WORK TO COMPLETE
Produce an exact copy of all the data below, dropping every image.

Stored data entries
_ _ _
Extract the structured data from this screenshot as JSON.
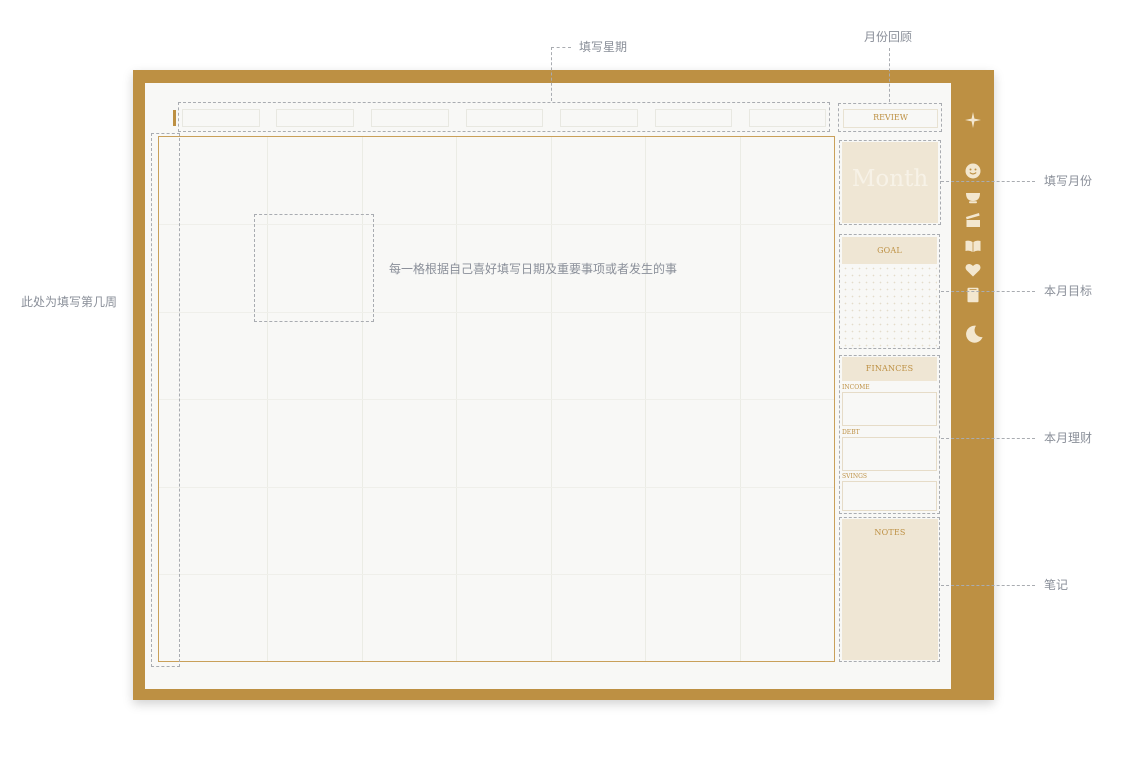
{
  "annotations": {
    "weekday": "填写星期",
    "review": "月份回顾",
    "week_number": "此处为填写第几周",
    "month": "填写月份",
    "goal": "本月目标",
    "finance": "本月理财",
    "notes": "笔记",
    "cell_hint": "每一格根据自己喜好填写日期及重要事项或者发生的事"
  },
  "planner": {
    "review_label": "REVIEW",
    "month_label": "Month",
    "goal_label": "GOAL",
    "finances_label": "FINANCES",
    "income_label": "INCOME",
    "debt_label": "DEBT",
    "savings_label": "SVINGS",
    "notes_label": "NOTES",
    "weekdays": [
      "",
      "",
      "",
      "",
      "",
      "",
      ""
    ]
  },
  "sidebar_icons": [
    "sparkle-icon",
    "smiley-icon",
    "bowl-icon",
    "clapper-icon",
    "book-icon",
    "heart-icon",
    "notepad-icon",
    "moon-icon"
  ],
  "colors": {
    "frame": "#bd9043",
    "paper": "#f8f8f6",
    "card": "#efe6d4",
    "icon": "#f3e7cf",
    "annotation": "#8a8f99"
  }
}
_ _ _
RESPONSE TO THE TASK
Extract the structured data from this screenshot as JSON.
{
  "annotations": {
    "weekday": "填写星期",
    "review": "月份回顾",
    "week_number": "此处为填写第几周",
    "month": "填写月份",
    "goal": "本月目标",
    "finance": "本月理财",
    "notes": "笔记",
    "cell_hint": "每一格根据自己喜好填写日期及重要事项或者发生的事"
  },
  "planner": {
    "review_label": "REVIEW",
    "month_label": "Month",
    "goal_label": "GOAL",
    "finances_label": "FINANCES",
    "income_label": "INCOME",
    "debt_label": "DEBT",
    "savings_label": "SVINGS",
    "notes_label": "NOTES",
    "weekdays": [
      "",
      "",
      "",
      "",
      "",
      "",
      ""
    ]
  },
  "sidebar_icons": [
    "sparkle-icon",
    "smiley-icon",
    "bowl-icon",
    "clapper-icon",
    "book-icon",
    "heart-icon",
    "notepad-icon",
    "moon-icon"
  ],
  "colors": {
    "frame": "#bd9043",
    "paper": "#f8f8f6",
    "card": "#efe6d4",
    "icon": "#f3e7cf",
    "annotation": "#8a8f99"
  }
}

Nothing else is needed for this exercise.